Return the listing below in full, with every line exactly as it is.

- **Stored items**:
▶
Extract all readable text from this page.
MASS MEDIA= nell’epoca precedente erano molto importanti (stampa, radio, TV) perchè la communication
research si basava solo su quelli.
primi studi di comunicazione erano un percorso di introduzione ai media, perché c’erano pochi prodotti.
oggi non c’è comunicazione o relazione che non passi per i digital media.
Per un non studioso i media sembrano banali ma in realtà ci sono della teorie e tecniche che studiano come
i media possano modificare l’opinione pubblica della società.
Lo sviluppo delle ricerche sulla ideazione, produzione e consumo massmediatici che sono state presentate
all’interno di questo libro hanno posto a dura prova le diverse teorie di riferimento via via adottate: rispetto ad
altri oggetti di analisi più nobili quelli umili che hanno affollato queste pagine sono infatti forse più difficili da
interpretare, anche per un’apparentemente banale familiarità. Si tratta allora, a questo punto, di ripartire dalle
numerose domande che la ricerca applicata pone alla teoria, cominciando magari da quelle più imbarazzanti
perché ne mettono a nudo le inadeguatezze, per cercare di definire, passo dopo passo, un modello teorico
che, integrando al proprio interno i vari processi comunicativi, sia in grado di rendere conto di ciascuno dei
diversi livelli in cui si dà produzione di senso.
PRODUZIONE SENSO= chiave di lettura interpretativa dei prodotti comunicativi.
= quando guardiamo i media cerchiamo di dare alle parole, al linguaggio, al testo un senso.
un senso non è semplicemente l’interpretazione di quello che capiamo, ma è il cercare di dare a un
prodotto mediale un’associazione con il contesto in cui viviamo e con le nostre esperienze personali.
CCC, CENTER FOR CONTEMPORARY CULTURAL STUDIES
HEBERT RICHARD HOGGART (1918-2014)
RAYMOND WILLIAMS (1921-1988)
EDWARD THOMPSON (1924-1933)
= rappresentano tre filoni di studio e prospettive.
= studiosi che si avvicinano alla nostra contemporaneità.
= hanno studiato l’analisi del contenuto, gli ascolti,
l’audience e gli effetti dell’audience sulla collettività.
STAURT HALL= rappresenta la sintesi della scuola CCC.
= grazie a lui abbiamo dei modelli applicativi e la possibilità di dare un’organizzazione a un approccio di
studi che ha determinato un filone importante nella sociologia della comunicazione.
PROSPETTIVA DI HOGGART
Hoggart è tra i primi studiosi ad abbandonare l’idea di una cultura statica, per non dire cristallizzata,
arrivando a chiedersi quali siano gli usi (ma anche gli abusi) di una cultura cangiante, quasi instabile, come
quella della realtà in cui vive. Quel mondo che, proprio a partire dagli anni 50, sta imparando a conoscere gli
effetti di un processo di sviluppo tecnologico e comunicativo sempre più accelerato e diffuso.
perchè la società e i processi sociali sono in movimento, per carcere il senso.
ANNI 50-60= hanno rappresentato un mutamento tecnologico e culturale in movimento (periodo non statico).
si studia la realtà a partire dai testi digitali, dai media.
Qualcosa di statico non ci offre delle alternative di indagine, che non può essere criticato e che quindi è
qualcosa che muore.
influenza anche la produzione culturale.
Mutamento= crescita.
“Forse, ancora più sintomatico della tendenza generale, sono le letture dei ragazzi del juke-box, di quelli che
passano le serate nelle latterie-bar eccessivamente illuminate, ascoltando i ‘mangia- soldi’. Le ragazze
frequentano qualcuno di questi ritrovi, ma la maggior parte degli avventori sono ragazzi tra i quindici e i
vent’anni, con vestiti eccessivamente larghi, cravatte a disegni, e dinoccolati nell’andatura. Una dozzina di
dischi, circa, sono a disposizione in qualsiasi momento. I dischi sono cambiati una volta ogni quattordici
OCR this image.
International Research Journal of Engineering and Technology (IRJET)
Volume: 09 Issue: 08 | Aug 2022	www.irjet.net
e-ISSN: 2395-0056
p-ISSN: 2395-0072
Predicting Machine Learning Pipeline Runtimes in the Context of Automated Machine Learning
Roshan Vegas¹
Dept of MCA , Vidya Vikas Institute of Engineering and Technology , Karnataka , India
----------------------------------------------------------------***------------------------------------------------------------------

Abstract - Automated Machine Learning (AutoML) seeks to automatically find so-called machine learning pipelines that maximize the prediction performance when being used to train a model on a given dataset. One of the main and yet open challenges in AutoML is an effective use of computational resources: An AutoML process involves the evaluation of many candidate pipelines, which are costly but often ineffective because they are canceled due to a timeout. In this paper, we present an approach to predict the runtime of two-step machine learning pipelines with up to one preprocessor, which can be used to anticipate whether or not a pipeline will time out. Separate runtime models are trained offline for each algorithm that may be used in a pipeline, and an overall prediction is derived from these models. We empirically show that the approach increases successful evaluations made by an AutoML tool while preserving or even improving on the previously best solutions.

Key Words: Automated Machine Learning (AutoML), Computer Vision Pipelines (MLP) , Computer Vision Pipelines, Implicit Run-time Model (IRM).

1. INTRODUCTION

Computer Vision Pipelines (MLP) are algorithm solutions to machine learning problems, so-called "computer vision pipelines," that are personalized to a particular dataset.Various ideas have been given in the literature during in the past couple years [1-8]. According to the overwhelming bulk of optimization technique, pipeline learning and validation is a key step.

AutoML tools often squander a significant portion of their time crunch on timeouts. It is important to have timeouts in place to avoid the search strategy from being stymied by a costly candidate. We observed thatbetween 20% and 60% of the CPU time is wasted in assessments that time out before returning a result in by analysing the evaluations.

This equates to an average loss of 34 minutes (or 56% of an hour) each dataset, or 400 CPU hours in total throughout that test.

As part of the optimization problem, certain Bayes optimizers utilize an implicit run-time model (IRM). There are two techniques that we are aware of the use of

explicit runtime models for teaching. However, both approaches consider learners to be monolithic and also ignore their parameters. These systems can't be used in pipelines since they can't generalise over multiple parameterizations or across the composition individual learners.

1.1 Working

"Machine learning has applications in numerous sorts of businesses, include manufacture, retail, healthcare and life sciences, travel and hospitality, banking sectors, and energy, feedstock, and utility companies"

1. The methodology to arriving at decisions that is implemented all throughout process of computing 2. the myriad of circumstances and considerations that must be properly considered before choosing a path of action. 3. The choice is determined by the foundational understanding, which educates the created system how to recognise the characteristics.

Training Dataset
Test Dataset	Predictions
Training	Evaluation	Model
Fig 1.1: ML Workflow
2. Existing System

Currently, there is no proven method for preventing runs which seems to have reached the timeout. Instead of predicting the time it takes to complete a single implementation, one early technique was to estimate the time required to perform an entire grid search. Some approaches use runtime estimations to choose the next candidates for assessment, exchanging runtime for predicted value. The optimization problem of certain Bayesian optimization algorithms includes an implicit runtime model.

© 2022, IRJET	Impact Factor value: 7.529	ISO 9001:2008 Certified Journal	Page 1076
◀
- **ANSWER TO THE PROBLEM**:
Extract all readable text from this page.
MASS MEDIA= nell’epoca precedente erano molto importanti (stampa, radio, TV) perchè la communication
research si basava solo su quelli.
primi studi di comunicazione erano un percorso di introduzione ai media, perché c’erano pochi prodotti.
oggi non c’è comunicazione o relazione che non passi per i digital media.
Per un non studioso i media sembrano banali ma in realtà ci sono della teorie e tecniche che studiano come
i media possano modificare l’opinione pubblica della società.
Lo sviluppo delle ricerche sulla ideazione, produzione e consumo massmediatici che sono state presentate
all’interno di questo libro hanno posto a dura prova le diverse teorie di riferimento via via adottate: rispetto ad
altri oggetti di analisi più nobili quelli umili che hanno affollato queste pagine sono infatti forse più difficili da
interpretare, anche per un’apparentemente banale familiarità. Si tratta allora, a questo punto, di ripartire dalle
numerose domande che la ricerca applicata pone alla teoria, cominciando magari da quelle più imbarazzanti
perché ne mettono a nudo le inadeguatezze, per cercare di definire, passo dopo passo, un modello teorico
che, integrando al proprio interno i vari processi comunicativi, sia in grado di rendere conto di ciascuno dei
diversi livelli in cui si dà produzione di senso.
PRODUZIONE SENSO= chiave di lettura interpretativa dei prodotti comunicativi.
= quando guardiamo i media cerchiamo di dare alle parole, al linguaggio, al testo un senso.
un senso non è semplicemente l’interpretazione di quello che capiamo, ma è il cercare di dare a un
prodotto mediale un’associazione con il contesto in cui viviamo e con le nostre esperienze personali.
CCC, CENTER FOR CONTEMPORARY CULTURAL STUDIES
HEBERT RICHARD HOGGART (1918-2014)
RAYMOND WILLIAMS (1921-1988)
EDWARD THOMPSON (1924-1933)
= rappresentano tre filoni di studio e prospettive.
= studiosi che si avvicinano alla nostra contemporaneità.
= hanno studiato l’analisi del contenuto, gli ascolti,
l’audience e gli effetti dell’audience sulla collettività.
STAURT HALL= rappresenta la sintesi della scuola CCC.
= grazie a lui abbiamo dei modelli applicativi e la possibilità di dare un’organizzazione a un approccio di
studi che ha determinato un filone importante nella sociologia della comunicazione.
PROSPETTIVA DI HOGGART
Hoggart è tra i primi studiosi ad abbandonare l’idea di una cultura statica, per non dire cristallizzata,
arrivando a chiedersi quali siano gli usi (ma anche gli abusi) di una cultura cangiante, quasi instabile, come
quella della realtà in cui vive. Quel mondo che, proprio a partire dagli anni 50, sta imparando a conoscere gli
effetti di un processo di sviluppo tecnologico e comunicativo sempre più accelerato e diffuso.
perchè la società e i processi sociali sono in movimento, per carcere il senso.
ANNI 50-60= hanno rappresentato un mutamento tecnologico e culturale in movimento (periodo non statico).
si studia la realtà a partire dai testi digitali, dai media.
Qualcosa di statico non ci offre delle alternative di indagine, che non può essere criticato e che quindi è
qualcosa che muore.
influenza anche la produzione culturale.
Mutamento= crescita.
“Forse, ancora più sintomatico della tendenza generale, sono le letture dei ragazzi del juke-box, di quelli che
passano le serate nelle latterie-bar eccessivamente illuminate, ascoltando i ‘mangia- soldi’. Le ragazze
frequentano qualcuno di questi ritrovi, ma la maggior parte degli avventori sono ragazzi tra i quindici e i
vent’anni, con vestiti eccessivamente larghi, cravatte a disegni, e dinoccolati nell’andatura. Una dozzina di
dischi, circa, sono a disposizione in qualsiasi momento. I dischi sono cambiati una volta ogni quattordici
OCR this image.
International Research Journal of Engineering and Technology (IRJET)
Volume: 09 Issue: 08 | Aug 2022	www.irjet.net
e-ISSN: 2395-0056
p-ISSN: 2395-0072
Predicting Machine Learning Pipeline Runtimes in the Context of Automated Machine Learning
Roshan Vegas¹
Dept of MCA , Vidya Vikas Institute of Engineering and Technology , Karnataka , India
----------------------------------------------------------------***------------------------------------------------------------------

Abstract - Automated Machine Learning (AutoML) seeks to automatically find so-called machine learning pipelines that maximize the prediction performance when being used to train a model on a given dataset. One of the main and yet open challenges in AutoML is an effective use of computational resources: An AutoML process involves the evaluation of many candidate pipelines, which are costly but often ineffective because they are canceled due to a timeout. In this paper, we present an approach to predict the runtime of two-step machine learning pipelines with up to one preprocessor, which can be used to anticipate whether or not a pipeline will time out. Separate runtime models are trained offline for each algorithm that may be used in a pipeline, and an overall prediction is derived from these models. We empirically show that the approach increases successful evaluations made by an AutoML tool while preserving or even improving on the previously best solutions.

Key Words: Automated Machine Learning (AutoML), Computer Vision Pipelines (MLP) , Computer Vision Pipelines, Implicit Run-time Model (IRM).

1. INTRODUCTION

Computer Vision Pipelines (MLP) are algorithm solutions to machine learning problems, so-called "computer vision pipelines," that are personalized to a particular dataset.Various ideas have been given in the literature during in the past couple years [1-8]. According to the overwhelming bulk of optimization technique, pipeline learning and validation is a key step.

AutoML tools often squander a significant portion of their time crunch on timeouts. It is important to have timeouts in place to avoid the search strategy from being stymied by a costly candidate. We observed thatbetween 20% and 60% of the CPU time is wasted in assessments that time out before returning a result in by analysing the evaluations.

This equates to an average loss of 34 minutes (or 56% of an hour) each dataset, or 400 CPU hours in total throughout that test.

As part of the optimization problem, certain Bayes optimizers utilize an implicit run-time model (IRM). There are two techniques that we are aware of the use of

explicit runtime models for teaching. However, both approaches consider learners to be monolithic and also ignore their parameters. These systems can't be used in pipelines since they can't generalise over multiple parameterizations or across the composition individual learners.

1.1 Working

"Machine learning has applications in numerous sorts of businesses, include manufacture, retail, healthcare and life sciences, travel and hospitality, banking sectors, and energy, feedstock, and utility companies"

1. The methodology to arriving at decisions that is implemented all throughout process of computing 2. the myriad of circumstances and considerations that must be properly considered before choosing a path of action. 3. The choice is determined by the foundational understanding, which educates the created system how to recognise the characteristics.

Training Dataset
Test Dataset	Predictions
Training	Evaluation	Model
Fig 1.1: ML Workflow
2. Existing System

Currently, there is no proven method for preventing runs which seems to have reached the timeout. Instead of predicting the time it takes to complete a single implementation, one early technique was to estimate the time required to perform an entire grid search. Some approaches use runtime estimations to choose the next candidates for assessment, exchanging runtime for predicted value. The optimization problem of certain Bayesian optimization algorithms includes an implicit runtime model.

© 2022, IRJET	Impact Factor value: 7.529	ISO 9001:2008 Certified Journal	Page 1076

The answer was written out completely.